>>
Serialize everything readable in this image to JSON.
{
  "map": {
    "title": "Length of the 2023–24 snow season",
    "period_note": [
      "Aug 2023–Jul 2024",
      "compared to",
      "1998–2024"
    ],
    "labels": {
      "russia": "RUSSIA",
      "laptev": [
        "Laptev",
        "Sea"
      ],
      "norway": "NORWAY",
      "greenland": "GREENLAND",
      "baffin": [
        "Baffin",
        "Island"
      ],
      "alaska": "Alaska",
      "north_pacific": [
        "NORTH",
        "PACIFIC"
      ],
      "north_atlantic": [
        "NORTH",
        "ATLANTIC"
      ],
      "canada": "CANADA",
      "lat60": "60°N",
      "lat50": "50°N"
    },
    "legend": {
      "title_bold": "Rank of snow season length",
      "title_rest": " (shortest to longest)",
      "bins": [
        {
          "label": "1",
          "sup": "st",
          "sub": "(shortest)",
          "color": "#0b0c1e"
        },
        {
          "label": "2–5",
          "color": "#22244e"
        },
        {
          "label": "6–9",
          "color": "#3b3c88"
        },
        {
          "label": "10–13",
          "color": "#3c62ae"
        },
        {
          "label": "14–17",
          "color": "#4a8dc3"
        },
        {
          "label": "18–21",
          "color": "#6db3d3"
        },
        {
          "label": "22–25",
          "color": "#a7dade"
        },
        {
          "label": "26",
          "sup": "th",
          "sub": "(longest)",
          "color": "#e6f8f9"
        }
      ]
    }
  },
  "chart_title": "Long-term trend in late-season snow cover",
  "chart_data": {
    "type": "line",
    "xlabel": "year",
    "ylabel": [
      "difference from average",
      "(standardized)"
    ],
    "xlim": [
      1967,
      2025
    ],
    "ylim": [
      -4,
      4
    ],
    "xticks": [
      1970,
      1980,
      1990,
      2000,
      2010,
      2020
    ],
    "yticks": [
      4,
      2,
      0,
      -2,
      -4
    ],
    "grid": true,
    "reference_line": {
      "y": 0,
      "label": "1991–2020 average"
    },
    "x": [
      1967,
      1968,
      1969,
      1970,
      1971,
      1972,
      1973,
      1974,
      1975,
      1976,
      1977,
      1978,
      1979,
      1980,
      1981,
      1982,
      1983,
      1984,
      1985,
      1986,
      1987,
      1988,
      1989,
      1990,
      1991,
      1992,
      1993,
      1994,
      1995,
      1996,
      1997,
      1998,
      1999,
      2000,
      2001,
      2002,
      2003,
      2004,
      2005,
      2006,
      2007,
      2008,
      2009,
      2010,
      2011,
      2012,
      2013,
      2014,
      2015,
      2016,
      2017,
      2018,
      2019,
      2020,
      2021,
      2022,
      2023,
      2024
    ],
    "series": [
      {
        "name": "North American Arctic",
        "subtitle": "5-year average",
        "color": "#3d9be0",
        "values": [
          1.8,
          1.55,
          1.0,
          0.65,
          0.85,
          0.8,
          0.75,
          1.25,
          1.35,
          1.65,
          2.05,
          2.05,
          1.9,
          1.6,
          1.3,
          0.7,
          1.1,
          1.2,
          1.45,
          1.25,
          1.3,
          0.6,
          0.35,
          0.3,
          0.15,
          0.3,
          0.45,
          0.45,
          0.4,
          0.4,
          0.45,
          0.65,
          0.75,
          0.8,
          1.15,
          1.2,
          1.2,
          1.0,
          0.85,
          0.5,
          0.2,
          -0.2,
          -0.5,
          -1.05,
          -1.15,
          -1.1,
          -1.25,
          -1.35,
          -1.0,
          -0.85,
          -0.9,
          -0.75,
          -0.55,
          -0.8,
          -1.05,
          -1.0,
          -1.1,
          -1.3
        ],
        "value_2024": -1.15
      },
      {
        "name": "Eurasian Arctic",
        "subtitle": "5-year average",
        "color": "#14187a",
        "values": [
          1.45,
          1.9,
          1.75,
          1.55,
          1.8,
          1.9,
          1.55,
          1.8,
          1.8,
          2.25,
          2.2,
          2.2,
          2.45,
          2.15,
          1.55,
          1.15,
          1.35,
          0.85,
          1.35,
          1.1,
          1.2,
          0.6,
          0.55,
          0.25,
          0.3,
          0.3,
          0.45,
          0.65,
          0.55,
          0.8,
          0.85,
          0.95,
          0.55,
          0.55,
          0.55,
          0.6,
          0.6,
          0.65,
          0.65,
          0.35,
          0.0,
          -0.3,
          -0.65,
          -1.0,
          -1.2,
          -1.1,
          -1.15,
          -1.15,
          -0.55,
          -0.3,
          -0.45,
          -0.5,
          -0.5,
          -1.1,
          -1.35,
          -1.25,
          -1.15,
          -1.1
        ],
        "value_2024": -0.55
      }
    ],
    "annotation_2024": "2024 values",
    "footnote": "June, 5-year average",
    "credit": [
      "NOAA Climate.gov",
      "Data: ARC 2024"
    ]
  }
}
<<
> _Task_: Please restate the data word for word, every record included.

> _In response_:
Serialize everything readable in this image to JSON.
{
  "map": {
    "title": "Length of the 2023–24 snow season",
    "period_note": [
      "Aug 2023–Jul 2024",
      "compared to",
      "1998–2024"
    ],
    "labels": {
      "russia": "RUSSIA",
      "laptev": [
        "Laptev",
        "Sea"
      ],
      "norway": "NORWAY",
      "greenland": "GREENLAND",
      "baffin": [
        "Baffin",
        "Island"
      ],
      "alaska": "Alaska",
      "north_pacific": [
        "NORTH",
        "PACIFIC"
      ],
      "north_atlantic": [
        "NORTH",
        "ATLANTIC"
      ],
      "canada": "CANADA",
      "lat60": "60°N",
      "lat50": "50°N"
    },
    "legend": {
      "title_bold": "Rank of snow season length",
      "title_rest": " (shortest to longest)",
      "bins": [
        {
          "label": "1",
          "sup": "st",
          "sub": "(shortest)",
          "color": "#0b0c1e"
        },
        {
          "label": "2–5",
          "color": "#22244e"
        },
        {
          "label": "6–9",
          "color": "#3b3c88"
        },
        {
          "label": "10–13",
          "color": "#3c62ae"
        },
        {
          "label": "14–17",
          "color": "#4a8dc3"
        },
        {
          "label": "18–21",
          "color": "#6db3d3"
        },
        {
          "label": "22–25",
          "color": "#a7dade"
        },
        {
          "label": "26",
          "sup": "th",
          "sub": "(longest)",
          "color": "#e6f8f9"
        }
      ]
    }
  },
  "chart_title": "Long-term trend in late-season snow cover",
  "chart_data": {
    "type": "line",
    "xlabel": "year",
    "ylabel": [
      "difference from average",
      "(standardized)"
    ],
    "xlim": [
      1967,
      2025
    ],
    "ylim": [
      -4,
      4
    ],
    "xticks": [
      1970,
      1980,
      1990,
      2000,
      2010,
      2020
    ],
    "yticks": [
      4,
      2,
      0,
      -2,
      -4
    ],
    "grid": true,
    "reference_line": {
      "y": 0,
      "label": "1991–2020 average"
    },
    "x": [
      1967,
      1968,
      1969,
      1970,
      1971,
      1972,
      1973,
      1974,
      1975,
      1976,
      1977,
      1978,
      1979,
      1980,
      1981,
      1982,
      1983,
      1984,
      1985,
      1986,
      1987,
      1988,
      1989,
      1990,
      1991,
      1992,
      1993,
      1994,
      1995,
      1996,
      1997,
      1998,
      1999,
      2000,
      2001,
      2002,
      2003,
      2004,
      2005,
      2006,
      2007,
      2008,
      2009,
      2010,
      2011,
      2012,
      2013,
      2014,
      2015,
      2016,
      2017,
      2018,
      2019,
      2020,
      2021,
      2022,
      2023,
      2024
    ],
    "series": [
      {
        "name": "North American Arctic",
        "subtitle": "5-year average",
        "color": "#3d9be0",
        "values": [
          1.8,
          1.55,
          1.0,
          0.65,
          0.85,
          0.8,
          0.75,
          1.25,
          1.35,
          1.65,
          2.05,
          2.05,
          1.9,
          1.6,
          1.3,
          0.7,
          1.1,
          1.2,
          1.45,
          1.25,
          1.3,
          0.6,
          0.35,
          0.3,
          0.15,
          0.3,
          0.45,
          0.45,
          0.4,
          0.4,
          0.45,
          0.65,
          0.75,
          0.8,
          1.15,
          1.2,
          1.2,
          1.0,
          0.85,
          0.5,
          0.2,
          -0.2,
          -0.5,
          -1.05,
          -1.15,
          -1.1,
          -1.25,
          -1.35,
          -1.0,
          -0.85,
          -0.9,
          -0.75,
          -0.55,
          -0.8,
          -1.05,
          -1.0,
          -1.1,
          -1.3
        ],
        "value_2024": -1.15
      },
      {
        "name": "Eurasian Arctic",
        "subtitle": "5-year average",
        "color": "#14187a",
        "values": [
          1.45,
          1.9,
          1.75,
          1.55,
          1.8,
          1.9,
          1.55,
          1.8,
          1.8,
          2.25,
          2.2,
          2.2,
          2.45,
          2.15,
          1.55,
          1.15,
          1.35,
          0.85,
          1.35,
          1.1,
          1.2,
          0.6,
          0.55,
          0.25,
          0.3,
          0.3,
          0.45,
          0.65,
          0.55,
          0.8,
          0.85,
          0.95,
          0.55,
          0.55,
          0.55,
          0.6,
          0.6,
          0.65,
          0.65,
          0.35,
          0.0,
          -0.3,
          -0.65,
          -1.0,
          -1.2,
          -1.1,
          -1.15,
          -1.15,
          -0.55,
          -0.3,
          -0.45,
          -0.5,
          -0.5,
          -1.1,
          -1.35,
          -1.25,
          -1.15,
          -1.1
        ],
        "value_2024": -0.55
      }
    ],
    "annotation_2024": "2024 values",
    "footnote": "June, 5-year average",
    "credit": [
      "NOAA Climate.gov",
      "Data: ARC 2024"
    ]
  }
}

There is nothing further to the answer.